* Brief 1:
Rewrite the passage about the ambassador's shoes from "Those soles could" to "traveled in them.", changing "sidewalks" to "streets".

Those soles could tell us a lot, if only we knew how to read them. How weary the ambassador was, perhaps; how wearying a life is. How many miles of sidewalks and floors he traveled in them.

 

It was a Monday night. For the ambassador, this was just another reception, part of his job. Was it pleasant? Routine? Boring? I imagine him strolling the gallery, being offered canapés, chatting to dignitaries, being introduced to the Turkish photographers featured in the exhibit. Resigned to yet another evening function, a short speech about Russo-Turkish cultural relations. It was the end of the day: he was probably tired. He couldn’t change out of his suit and tie yet, but perhaps he’d put on comfortable shoes because he was going to be on his feet for a while yet. Who shined those shoes for him? And where are they now? In a landfill? Or were they donated to charity? Is some poorer man wearing them now?

 

Our private shabbiness emerges in emergencies—in sudden death, accidents or illness. Our intimate garments, the things we choose to wear because our bodies are more comfortable in them, or because we have nothing better, may be laid bare, shaming us. Putin himself attended the ambassador’s funeral. He must have seen this photo. I bet he wasn’t happy that those soles, and their hidden vulnerability, were beamed all over the world. Russia, they might suggest, is not as powerful as it might seem. The emperor is naked.

* Materials provided:
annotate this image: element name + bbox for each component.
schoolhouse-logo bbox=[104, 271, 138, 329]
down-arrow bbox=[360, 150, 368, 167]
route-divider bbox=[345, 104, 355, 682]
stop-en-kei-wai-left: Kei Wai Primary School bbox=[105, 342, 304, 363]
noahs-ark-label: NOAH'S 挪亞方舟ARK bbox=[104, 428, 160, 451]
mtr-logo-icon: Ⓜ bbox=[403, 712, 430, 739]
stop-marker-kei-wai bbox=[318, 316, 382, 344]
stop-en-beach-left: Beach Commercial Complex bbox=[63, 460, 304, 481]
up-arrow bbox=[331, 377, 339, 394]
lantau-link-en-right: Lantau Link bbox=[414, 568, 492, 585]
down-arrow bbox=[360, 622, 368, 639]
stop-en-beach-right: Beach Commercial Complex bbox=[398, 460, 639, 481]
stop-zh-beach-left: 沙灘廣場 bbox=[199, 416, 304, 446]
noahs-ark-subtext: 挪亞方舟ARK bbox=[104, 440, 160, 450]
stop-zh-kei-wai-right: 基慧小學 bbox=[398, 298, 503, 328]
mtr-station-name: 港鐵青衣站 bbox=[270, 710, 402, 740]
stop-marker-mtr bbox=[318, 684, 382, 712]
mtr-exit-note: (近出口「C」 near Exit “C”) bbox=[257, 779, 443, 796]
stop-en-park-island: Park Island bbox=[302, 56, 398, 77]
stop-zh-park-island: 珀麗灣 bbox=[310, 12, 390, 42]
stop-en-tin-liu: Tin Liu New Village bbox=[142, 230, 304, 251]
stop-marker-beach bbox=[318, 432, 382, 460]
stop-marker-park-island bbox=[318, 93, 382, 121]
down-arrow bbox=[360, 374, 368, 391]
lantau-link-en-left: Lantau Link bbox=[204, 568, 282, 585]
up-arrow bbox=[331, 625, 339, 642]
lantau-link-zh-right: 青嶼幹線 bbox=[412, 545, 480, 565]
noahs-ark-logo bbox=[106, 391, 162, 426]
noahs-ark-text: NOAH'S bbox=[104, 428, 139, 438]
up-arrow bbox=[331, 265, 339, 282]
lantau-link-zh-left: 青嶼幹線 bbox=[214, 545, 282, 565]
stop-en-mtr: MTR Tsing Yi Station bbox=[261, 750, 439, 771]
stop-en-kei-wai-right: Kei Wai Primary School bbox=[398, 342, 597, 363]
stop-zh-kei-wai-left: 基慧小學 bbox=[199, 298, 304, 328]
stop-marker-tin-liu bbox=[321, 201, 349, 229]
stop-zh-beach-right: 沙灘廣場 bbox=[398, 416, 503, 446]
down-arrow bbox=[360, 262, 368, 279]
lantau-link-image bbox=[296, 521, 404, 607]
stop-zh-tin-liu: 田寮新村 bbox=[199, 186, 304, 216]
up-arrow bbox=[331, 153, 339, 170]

* Brief 2:
Reproduce the entries word for word, from their first line to the line with "stop-marker-mtr bbox=[318, 684, 382, 712]", including both of those lines.

* Written reply 1:
Those soles could tell us a lot, if only we knew how to read them. How weary the ambassador was, perhaps; how wearying a life is. How many miles of streets and floors he traveled in them.

* Written reply 2:
annotate this image: element name + bbox for each component.
schoolhouse-logo bbox=[104, 271, 138, 329]
down-arrow bbox=[360, 150, 368, 167]
route-divider bbox=[345, 104, 355, 682]
stop-en-kei-wai-left: Kei Wai Primary School bbox=[105, 342, 304, 363]
noahs-ark-label: NOAH'S 挪亞方舟ARK bbox=[104, 428, 160, 451]
mtr-logo-icon: Ⓜ bbox=[403, 712, 430, 739]
stop-marker-kei-wai bbox=[318, 316, 382, 344]
stop-en-beach-left: Beach Commercial Complex bbox=[63, 460, 304, 481]
up-arrow bbox=[331, 377, 339, 394]
lantau-link-en-right: Lantau Link bbox=[414, 568, 492, 585]
down-arrow bbox=[360, 622, 368, 639]
stop-en-beach-right: Beach Commercial Complex bbox=[398, 460, 639, 481]
stop-zh-beach-left: 沙灘廣場 bbox=[199, 416, 304, 446]
noahs-ark-subtext: 挪亞方舟ARK bbox=[104, 440, 160, 450]
stop-zh-kei-wai-right: 基慧小學 bbox=[398, 298, 503, 328]
mtr-station-name: 港鐵青衣站 bbox=[270, 710, 402, 740]
stop-marker-mtr bbox=[318, 684, 382, 712]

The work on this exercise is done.